=== Work to be completed ===
Scan the entries for the string "คณะคร" and give the number of lines that have it, nothing further.
* start Data to process *
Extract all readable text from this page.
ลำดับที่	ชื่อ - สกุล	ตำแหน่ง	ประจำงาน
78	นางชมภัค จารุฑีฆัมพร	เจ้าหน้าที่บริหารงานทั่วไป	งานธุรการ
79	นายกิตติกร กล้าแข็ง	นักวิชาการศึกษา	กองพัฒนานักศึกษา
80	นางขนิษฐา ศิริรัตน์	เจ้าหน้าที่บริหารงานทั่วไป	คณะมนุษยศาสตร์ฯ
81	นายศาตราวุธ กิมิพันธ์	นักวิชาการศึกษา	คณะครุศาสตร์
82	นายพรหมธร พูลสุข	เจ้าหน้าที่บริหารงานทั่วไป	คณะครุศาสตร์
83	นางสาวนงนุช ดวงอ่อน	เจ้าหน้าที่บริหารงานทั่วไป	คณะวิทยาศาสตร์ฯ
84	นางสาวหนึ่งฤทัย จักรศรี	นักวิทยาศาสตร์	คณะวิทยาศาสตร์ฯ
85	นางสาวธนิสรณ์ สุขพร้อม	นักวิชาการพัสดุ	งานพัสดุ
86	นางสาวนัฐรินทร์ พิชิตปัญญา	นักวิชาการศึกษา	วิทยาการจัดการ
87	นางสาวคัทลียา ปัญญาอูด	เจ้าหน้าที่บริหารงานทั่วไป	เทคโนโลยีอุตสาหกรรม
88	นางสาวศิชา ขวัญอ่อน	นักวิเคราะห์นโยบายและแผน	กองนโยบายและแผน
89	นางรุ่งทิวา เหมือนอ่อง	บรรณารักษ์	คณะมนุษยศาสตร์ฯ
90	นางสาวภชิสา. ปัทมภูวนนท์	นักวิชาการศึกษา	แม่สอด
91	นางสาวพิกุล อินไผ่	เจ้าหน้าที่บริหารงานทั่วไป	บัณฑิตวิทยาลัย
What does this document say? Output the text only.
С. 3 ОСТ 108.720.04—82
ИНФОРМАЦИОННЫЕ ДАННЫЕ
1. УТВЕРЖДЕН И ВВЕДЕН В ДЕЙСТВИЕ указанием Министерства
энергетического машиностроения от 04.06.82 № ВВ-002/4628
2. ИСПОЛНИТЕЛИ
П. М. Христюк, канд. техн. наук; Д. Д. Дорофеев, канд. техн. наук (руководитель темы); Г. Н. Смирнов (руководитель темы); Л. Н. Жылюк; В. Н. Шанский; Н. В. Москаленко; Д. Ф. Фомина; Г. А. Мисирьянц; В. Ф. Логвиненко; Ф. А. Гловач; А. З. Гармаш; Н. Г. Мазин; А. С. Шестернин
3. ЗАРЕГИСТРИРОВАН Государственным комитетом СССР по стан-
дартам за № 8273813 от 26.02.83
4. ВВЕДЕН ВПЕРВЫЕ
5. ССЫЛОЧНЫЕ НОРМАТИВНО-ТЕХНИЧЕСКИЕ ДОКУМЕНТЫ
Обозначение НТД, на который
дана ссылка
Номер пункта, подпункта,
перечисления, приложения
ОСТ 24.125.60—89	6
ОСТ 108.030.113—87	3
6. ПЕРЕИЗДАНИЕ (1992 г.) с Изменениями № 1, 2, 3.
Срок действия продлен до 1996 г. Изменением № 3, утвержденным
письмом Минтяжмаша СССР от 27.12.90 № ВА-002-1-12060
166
* end Data to process *
=== Solved exercise ===
2